Data entries:

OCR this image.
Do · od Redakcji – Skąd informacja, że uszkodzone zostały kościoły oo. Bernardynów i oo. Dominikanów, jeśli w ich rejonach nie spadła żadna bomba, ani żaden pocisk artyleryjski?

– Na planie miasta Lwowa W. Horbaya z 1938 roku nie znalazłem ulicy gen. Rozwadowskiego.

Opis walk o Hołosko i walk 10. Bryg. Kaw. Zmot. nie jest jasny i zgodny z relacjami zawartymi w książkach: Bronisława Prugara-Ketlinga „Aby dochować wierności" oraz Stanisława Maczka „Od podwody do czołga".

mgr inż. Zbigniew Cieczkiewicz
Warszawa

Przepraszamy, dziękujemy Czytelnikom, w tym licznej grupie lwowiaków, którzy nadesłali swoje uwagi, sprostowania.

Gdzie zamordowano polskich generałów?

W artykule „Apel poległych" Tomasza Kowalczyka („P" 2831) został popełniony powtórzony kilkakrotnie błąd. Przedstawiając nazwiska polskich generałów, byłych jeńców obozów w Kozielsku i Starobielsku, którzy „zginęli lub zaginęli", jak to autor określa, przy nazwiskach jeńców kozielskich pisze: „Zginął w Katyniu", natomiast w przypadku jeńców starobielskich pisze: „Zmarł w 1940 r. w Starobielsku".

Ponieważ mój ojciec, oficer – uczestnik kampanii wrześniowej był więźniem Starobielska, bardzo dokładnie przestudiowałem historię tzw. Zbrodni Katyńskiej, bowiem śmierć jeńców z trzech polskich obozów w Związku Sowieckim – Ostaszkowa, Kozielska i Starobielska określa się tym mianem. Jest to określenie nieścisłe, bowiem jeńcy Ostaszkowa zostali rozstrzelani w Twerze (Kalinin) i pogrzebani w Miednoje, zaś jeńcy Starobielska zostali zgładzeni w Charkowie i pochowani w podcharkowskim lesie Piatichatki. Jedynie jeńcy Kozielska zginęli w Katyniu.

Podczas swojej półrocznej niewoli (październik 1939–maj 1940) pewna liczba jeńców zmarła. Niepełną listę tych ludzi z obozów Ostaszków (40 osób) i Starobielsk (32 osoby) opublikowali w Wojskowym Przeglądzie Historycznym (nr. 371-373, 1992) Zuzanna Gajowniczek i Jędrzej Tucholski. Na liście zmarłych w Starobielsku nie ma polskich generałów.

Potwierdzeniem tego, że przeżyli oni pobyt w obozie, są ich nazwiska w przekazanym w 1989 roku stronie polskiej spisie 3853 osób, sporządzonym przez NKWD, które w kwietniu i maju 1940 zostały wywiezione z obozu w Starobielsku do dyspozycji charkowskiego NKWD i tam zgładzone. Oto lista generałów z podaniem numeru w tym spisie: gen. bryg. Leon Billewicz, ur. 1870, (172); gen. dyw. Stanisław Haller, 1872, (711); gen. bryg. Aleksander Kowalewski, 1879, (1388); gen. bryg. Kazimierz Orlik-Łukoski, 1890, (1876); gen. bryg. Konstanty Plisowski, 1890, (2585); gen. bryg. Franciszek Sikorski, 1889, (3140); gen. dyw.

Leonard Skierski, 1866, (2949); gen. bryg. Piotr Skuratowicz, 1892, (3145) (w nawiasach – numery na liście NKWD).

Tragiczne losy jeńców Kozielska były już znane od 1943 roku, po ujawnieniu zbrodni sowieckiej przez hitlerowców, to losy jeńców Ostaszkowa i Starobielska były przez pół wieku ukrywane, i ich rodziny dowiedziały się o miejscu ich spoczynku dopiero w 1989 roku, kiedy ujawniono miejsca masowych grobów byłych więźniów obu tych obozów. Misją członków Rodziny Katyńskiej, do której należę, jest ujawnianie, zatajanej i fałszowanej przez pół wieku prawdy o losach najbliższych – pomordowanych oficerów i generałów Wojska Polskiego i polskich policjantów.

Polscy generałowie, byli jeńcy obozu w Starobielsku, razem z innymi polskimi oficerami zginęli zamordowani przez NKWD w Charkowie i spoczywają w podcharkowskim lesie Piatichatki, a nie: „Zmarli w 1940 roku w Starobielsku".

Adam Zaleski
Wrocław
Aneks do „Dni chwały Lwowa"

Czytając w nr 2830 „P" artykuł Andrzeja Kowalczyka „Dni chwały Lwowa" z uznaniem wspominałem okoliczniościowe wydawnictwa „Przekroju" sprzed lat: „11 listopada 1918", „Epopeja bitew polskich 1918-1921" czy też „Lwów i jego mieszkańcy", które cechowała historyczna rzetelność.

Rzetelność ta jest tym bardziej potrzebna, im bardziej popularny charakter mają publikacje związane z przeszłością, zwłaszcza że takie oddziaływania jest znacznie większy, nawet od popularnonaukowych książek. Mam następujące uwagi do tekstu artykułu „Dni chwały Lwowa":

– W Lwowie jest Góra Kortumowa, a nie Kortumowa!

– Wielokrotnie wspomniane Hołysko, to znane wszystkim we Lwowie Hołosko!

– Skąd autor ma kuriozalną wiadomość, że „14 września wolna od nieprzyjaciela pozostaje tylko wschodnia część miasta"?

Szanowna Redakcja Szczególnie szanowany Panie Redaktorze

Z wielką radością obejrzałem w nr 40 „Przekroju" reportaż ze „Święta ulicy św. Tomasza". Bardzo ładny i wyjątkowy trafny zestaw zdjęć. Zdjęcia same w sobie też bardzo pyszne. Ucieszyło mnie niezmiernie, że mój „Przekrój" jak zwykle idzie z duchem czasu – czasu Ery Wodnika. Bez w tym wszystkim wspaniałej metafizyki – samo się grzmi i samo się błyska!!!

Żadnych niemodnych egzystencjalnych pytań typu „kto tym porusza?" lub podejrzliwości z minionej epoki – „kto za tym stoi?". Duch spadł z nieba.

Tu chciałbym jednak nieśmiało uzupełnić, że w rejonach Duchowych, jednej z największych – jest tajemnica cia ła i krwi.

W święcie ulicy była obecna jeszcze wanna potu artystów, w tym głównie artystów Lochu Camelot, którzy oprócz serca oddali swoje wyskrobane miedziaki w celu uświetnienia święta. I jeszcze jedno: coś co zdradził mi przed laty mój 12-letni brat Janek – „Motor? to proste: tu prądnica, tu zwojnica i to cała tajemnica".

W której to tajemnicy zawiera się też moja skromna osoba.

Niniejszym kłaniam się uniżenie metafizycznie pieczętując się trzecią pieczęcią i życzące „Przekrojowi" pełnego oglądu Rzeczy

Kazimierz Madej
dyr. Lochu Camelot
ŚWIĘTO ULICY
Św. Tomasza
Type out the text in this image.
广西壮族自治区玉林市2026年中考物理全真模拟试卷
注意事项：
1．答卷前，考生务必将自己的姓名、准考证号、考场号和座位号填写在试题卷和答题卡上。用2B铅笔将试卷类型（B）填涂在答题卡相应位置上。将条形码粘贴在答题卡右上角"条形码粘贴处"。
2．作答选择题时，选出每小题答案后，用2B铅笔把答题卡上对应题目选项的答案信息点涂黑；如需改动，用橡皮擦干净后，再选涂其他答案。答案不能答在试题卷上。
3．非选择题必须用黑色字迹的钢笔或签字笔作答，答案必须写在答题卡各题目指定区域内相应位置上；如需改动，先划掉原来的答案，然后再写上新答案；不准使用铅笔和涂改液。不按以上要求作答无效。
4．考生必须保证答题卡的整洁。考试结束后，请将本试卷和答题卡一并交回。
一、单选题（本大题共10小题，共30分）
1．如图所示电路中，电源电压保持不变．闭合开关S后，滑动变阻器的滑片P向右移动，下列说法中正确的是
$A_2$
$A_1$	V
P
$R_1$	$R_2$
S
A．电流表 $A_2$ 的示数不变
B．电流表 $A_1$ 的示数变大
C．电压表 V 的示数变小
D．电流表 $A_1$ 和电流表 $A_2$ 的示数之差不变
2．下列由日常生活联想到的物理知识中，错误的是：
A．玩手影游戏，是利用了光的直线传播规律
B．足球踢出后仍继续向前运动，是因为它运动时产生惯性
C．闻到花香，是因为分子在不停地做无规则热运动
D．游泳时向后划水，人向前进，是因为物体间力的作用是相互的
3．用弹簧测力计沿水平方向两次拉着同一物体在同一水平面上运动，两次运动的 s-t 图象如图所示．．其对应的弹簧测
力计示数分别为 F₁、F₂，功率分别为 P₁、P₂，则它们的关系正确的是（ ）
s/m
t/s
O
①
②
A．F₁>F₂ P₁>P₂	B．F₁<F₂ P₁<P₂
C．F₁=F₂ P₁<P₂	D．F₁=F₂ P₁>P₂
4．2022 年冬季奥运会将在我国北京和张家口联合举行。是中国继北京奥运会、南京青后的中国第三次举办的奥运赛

Exercise details: Starting with the line that contains "Type out the text in this image.", repeat each line through the last one exactly as it appears. Include both ends and nothing more.

Response:
Type out the text in this image.
广西壮族自治区玉林市2026年中考物理全真模拟试卷
注意事项：
1．答卷前，考生务必将自己的姓名、准考证号、考场号和座位号填写在试题卷和答题卡上。用2B铅笔将试卷类型（B）填涂在答题卡相应位置上。将条形码粘贴在答题卡右上角"条形码粘贴处"。
2．作答选择题时，选出每小题答案后，用2B铅笔把答题卡上对应题目选项的答案信息点涂黑；如需改动，用橡皮擦干净后，再选涂其他答案。答案不能答在试题卷上。
3．非选择题必须用黑色字迹的钢笔或签字笔作答，答案必须写在答题卡各题目指定区域内相应位置上；如需改动，先划掉原来的答案，然后再写上新答案；不准使用铅笔和涂改液。不按以上要求作答无效。
4．考生必须保证答题卡的整洁。考试结束后，请将本试卷和答题卡一并交回。
一、单选题（本大题共10小题，共30分）
1．如图所示电路中，电源电压保持不变．闭合开关S后，滑动变阻器的滑片P向右移动，下列说法中正确的是
$A_2$
$A_1$	V
P
$R_1$	$R_2$
S
A．电流表 $A_2$ 的示数不变
B．电流表 $A_1$ 的示数变大
C．电压表 V 的示数变小
D．电流表 $A_1$ 和电流表 $A_2$ 的示数之差不变
2．下列由日常生活联想到的物理知识中，错误的是：
A．玩手影游戏，是利用了光的直线传播规律
B．足球踢出后仍继续向前运动，是因为它运动时产生惯性
C．闻到花香，是因为分子在不停地做无规则热运动
D．游泳时向后划水，人向前进，是因为物体间力的作用是相互的
3．用弹簧测力计沿水平方向两次拉着同一物体在同一水平面上运动，两次运动的 s-t 图象如图所示．．其对应的弹簧测
力计示数分别为 F₁、F₂，功率分别为 P₁、P₂，则它们的关系正确的是（ ）
s/m
t/s
O
①
②
A．F₁>F₂ P₁>P₂	B．F₁<F₂ P₁<P₂
C．F₁=F₂ P₁<P₂	D．F₁=F₂ P₁>P₂
4．2022 年冬季奥运会将在我国北京和张家口联合举行。是中国继北京奥运会、南京青后的中国第三次举办的奥运赛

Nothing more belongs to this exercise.